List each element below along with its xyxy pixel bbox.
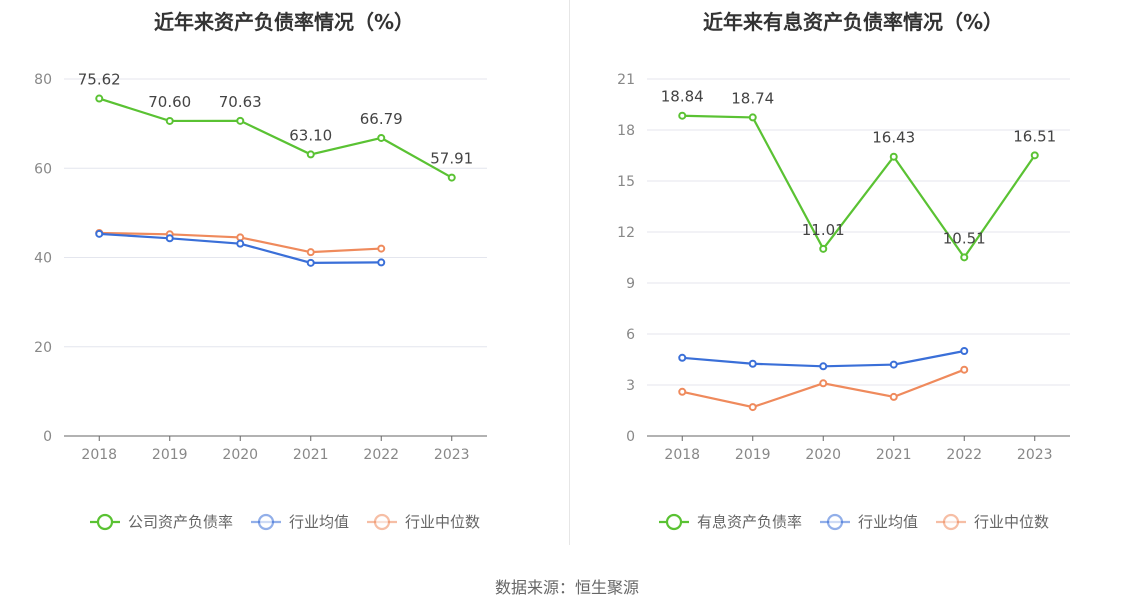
x-tick-label: 2021 — [293, 447, 329, 463]
data-point — [678, 111, 687, 120]
data-label: 18.74 — [731, 89, 774, 107]
data-point — [165, 116, 174, 125]
data-point — [377, 133, 386, 142]
data-point — [819, 379, 828, 388]
data-label: 75.62 — [78, 71, 121, 89]
data-point — [306, 258, 315, 267]
y-tick-label: 3 — [626, 378, 635, 394]
data-point — [678, 353, 687, 362]
y-tick-label: 12 — [617, 225, 635, 241]
legend-marker-icon — [367, 513, 397, 530]
data-label: 11.01 — [802, 221, 845, 239]
legend-marker-icon — [89, 513, 120, 530]
x-tick-label: 2019 — [152, 447, 188, 463]
data-point — [748, 359, 757, 368]
y-tick-label: 18 — [617, 123, 635, 139]
y-tick-label: 21 — [617, 72, 635, 88]
series-line — [682, 368, 965, 409]
data-point — [889, 392, 898, 401]
legend-marker-icon — [658, 513, 689, 530]
legend-label: 行业中位数 — [405, 513, 481, 531]
series-line — [682, 114, 1036, 260]
x-tick-label: 2022 — [363, 447, 399, 463]
data-label: 70.63 — [219, 93, 262, 111]
x-tick-label: 2020 — [805, 447, 841, 463]
legend-item[interactable]: 行业均值 — [249, 511, 349, 532]
x-tick-label: 2023 — [1017, 447, 1053, 463]
y-tick-label: 20 — [34, 340, 52, 356]
legend-label: 有息资产负债率 — [696, 513, 802, 531]
y-tick-label: 60 — [34, 161, 52, 177]
data-point — [236, 116, 245, 125]
data-point — [889, 360, 898, 369]
data-label: 16.43 — [872, 129, 915, 147]
data-point — [889, 152, 898, 161]
data-label: 10.51 — [943, 229, 986, 247]
data-point — [1030, 151, 1039, 160]
legend-marker-icon — [819, 513, 850, 530]
y-tick-label: 15 — [617, 174, 635, 190]
data-point — [819, 244, 828, 253]
data-label: 63.10 — [289, 126, 332, 144]
data-point — [165, 234, 174, 243]
chart-title: 近年来有息资产负债率情况（%） — [702, 10, 1004, 34]
data-point — [748, 113, 757, 122]
data-point — [447, 173, 456, 182]
data-point — [377, 244, 386, 253]
panel-divider — [569, 0, 570, 545]
data-label: 66.79 — [360, 110, 403, 128]
y-tick-label: 9 — [626, 276, 635, 292]
left-chart-svg: 0 20 40 60 80 2018 2019 2020 2021 2022 2023 75.62 70… — [34, 71, 487, 463]
x-tick-label: 2020 — [222, 447, 258, 463]
x-tick-label: 2022 — [946, 447, 982, 463]
x-tick-label: 2023 — [434, 447, 470, 463]
y-tick-label: 6 — [626, 327, 635, 343]
data-point — [819, 362, 828, 371]
data-point — [748, 403, 757, 412]
legend-item[interactable]: 行业均值 — [818, 511, 918, 532]
data-point — [678, 387, 687, 396]
left-chart-panel: 近年来资产负债率情况（%） 0 20 40 60 80 2018 2019 2020 2021 2… — [0, 0, 568, 560]
data-point — [960, 253, 969, 262]
legend-marker-icon — [250, 513, 281, 530]
data-label: 18.84 — [661, 88, 704, 106]
data-label: 70.60 — [148, 93, 191, 111]
legend-item[interactable]: 行业中位数 — [365, 511, 480, 532]
y-tick-label: 0 — [626, 429, 635, 445]
right-chart-svg: 0 3 6 9 12 15 18 21 2018 2019 2020 2021 2022 2023 18.8… — [617, 72, 1070, 463]
data-point — [95, 229, 104, 238]
series-line — [98, 97, 453, 179]
x-tick-label: 2019 — [735, 447, 771, 463]
data-point — [236, 233, 245, 242]
left-chart-legend: 公司资产负债率 行业均值 行业中位数 — [0, 511, 568, 532]
legend-item[interactable]: 行业中位数 — [934, 511, 1049, 532]
data-point — [236, 239, 245, 248]
data-source-label: 数据来源：恒生聚源 — [494, 578, 639, 597]
x-tick-label: 2018 — [664, 447, 700, 463]
legend-label: 公司资产负债率 — [127, 513, 233, 531]
data-point — [306, 150, 315, 159]
legend-label: 行业均值 — [288, 513, 349, 531]
y-tick-label: 40 — [34, 251, 52, 267]
data-label: 57.91 — [430, 150, 473, 168]
y-tick-label: 0 — [43, 429, 52, 445]
x-tick-label: 2021 — [876, 447, 912, 463]
right-chart-panel: 近年来有息资产负债率情况（%） 0 3 6 9 12 15 18 21 2018 2019 2020… — [572, 0, 1134, 560]
data-point — [95, 94, 104, 103]
chart-title: 近年来资产负债率情况（%） — [153, 10, 415, 34]
x-tick-label: 2018 — [81, 447, 117, 463]
right-chart-legend: 有息资产负债率 行业均值 行业中位数 — [572, 511, 1134, 532]
legend-item[interactable]: 有息资产负债率 — [657, 511, 802, 532]
data-point — [960, 365, 969, 374]
legend-label: 行业均值 — [857, 513, 918, 531]
legend-label: 行业中位数 — [974, 513, 1050, 531]
legend-marker-icon — [936, 513, 966, 530]
y-tick-label: 80 — [34, 72, 52, 88]
data-label: 16.51 — [1013, 127, 1056, 145]
data-point — [377, 258, 386, 267]
data-point — [306, 248, 315, 257]
data-point — [960, 347, 969, 355]
legend-item[interactable]: 公司资产负债率 — [88, 511, 233, 532]
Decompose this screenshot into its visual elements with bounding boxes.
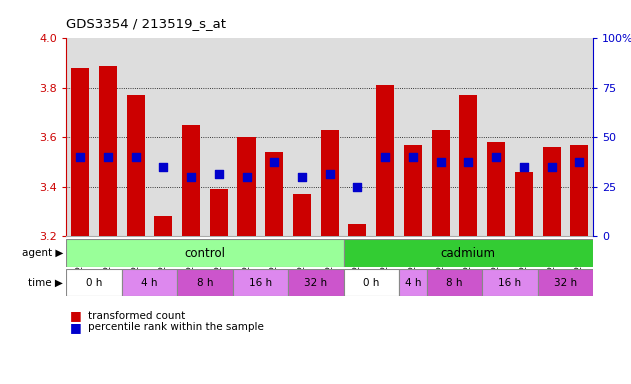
Bar: [293, 194, 311, 236]
Text: GDS3354 / 213519_s_at: GDS3354 / 213519_s_at: [66, 17, 227, 30]
Point: [131, 154, 141, 160]
Bar: [127, 95, 144, 236]
Bar: [265, 152, 283, 236]
Text: 0 h: 0 h: [86, 278, 102, 288]
Bar: [321, 130, 339, 236]
Bar: [209, 189, 228, 236]
Bar: [459, 95, 478, 236]
Bar: [122, 269, 177, 296]
Text: 8 h: 8 h: [197, 278, 213, 288]
Point: [380, 154, 390, 160]
Point: [269, 159, 280, 165]
Point: [297, 174, 307, 180]
Point: [519, 164, 529, 170]
Text: 8 h: 8 h: [446, 278, 463, 288]
Text: 0 h: 0 h: [363, 278, 379, 288]
Bar: [376, 85, 394, 236]
Point: [491, 154, 501, 160]
Bar: [570, 145, 588, 236]
Bar: [515, 172, 533, 236]
Text: ■: ■: [69, 309, 81, 322]
Point: [463, 159, 473, 165]
Bar: [404, 145, 422, 236]
Point: [186, 174, 196, 180]
Bar: [487, 142, 505, 236]
Text: 32 h: 32 h: [554, 278, 577, 288]
Bar: [348, 224, 367, 236]
Point: [352, 184, 362, 190]
Point: [435, 159, 445, 165]
Bar: [71, 68, 89, 236]
Bar: [182, 125, 200, 236]
Bar: [538, 269, 593, 296]
Point: [103, 154, 113, 160]
Point: [408, 154, 418, 160]
Bar: [155, 217, 172, 236]
Point: [75, 154, 85, 160]
Bar: [66, 239, 343, 267]
Text: percentile rank within the sample: percentile rank within the sample: [88, 322, 264, 332]
Text: agent ▶: agent ▶: [21, 248, 63, 258]
Text: control: control: [184, 247, 225, 260]
Text: 16 h: 16 h: [498, 278, 521, 288]
Point: [242, 174, 252, 180]
Bar: [99, 66, 117, 236]
Text: 16 h: 16 h: [249, 278, 272, 288]
Point: [324, 171, 334, 177]
Bar: [66, 269, 122, 296]
Point: [574, 159, 584, 165]
Bar: [543, 147, 560, 236]
Point: [214, 171, 224, 177]
Text: time ▶: time ▶: [28, 278, 63, 288]
Bar: [233, 269, 288, 296]
Text: ■: ■: [69, 321, 81, 334]
Bar: [399, 269, 427, 296]
Bar: [343, 269, 399, 296]
Text: 4 h: 4 h: [141, 278, 158, 288]
Bar: [427, 269, 482, 296]
Bar: [482, 269, 538, 296]
Point: [546, 164, 557, 170]
Bar: [237, 137, 256, 236]
Bar: [177, 269, 233, 296]
Text: cadmium: cadmium: [441, 247, 496, 260]
Bar: [288, 269, 343, 296]
Text: transformed count: transformed count: [88, 311, 186, 321]
Text: 4 h: 4 h: [404, 278, 421, 288]
Bar: [343, 239, 593, 267]
Bar: [432, 130, 450, 236]
Point: [158, 164, 168, 170]
Text: 32 h: 32 h: [304, 278, 327, 288]
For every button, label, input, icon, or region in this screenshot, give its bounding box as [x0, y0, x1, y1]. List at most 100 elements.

++++++++

### THE EXERCISE
Give the lines again, from the line holding "Bar: [293, 194, 311, 236]" through the line holding "Bar: [515, 172, 533, 236]", inclusive. Switch "Point" to "Marker" and leave everything else unchanged.

### EXERCISE SOLUTION
Bar: [293, 194, 311, 236]
Text: GDS3354 / 213519_s_at: GDS3354 / 213519_s_at: [66, 17, 227, 30]
Marker: [131, 154, 141, 160]
Bar: [127, 95, 144, 236]
Bar: [265, 152, 283, 236]
Text: 0 h: 0 h: [86, 278, 102, 288]
Bar: [321, 130, 339, 236]
Bar: [209, 189, 228, 236]
Bar: [459, 95, 478, 236]
Bar: [122, 269, 177, 296]
Text: 8 h: 8 h: [197, 278, 213, 288]
Marker: [380, 154, 390, 160]
Marker: [269, 159, 280, 165]
Marker: [297, 174, 307, 180]
Marker: [519, 164, 529, 170]
Text: 8 h: 8 h: [446, 278, 463, 288]
Text: 0 h: 0 h: [363, 278, 379, 288]
Bar: [376, 85, 394, 236]
Marker: [491, 154, 501, 160]
Bar: [570, 145, 588, 236]
Bar: [515, 172, 533, 236]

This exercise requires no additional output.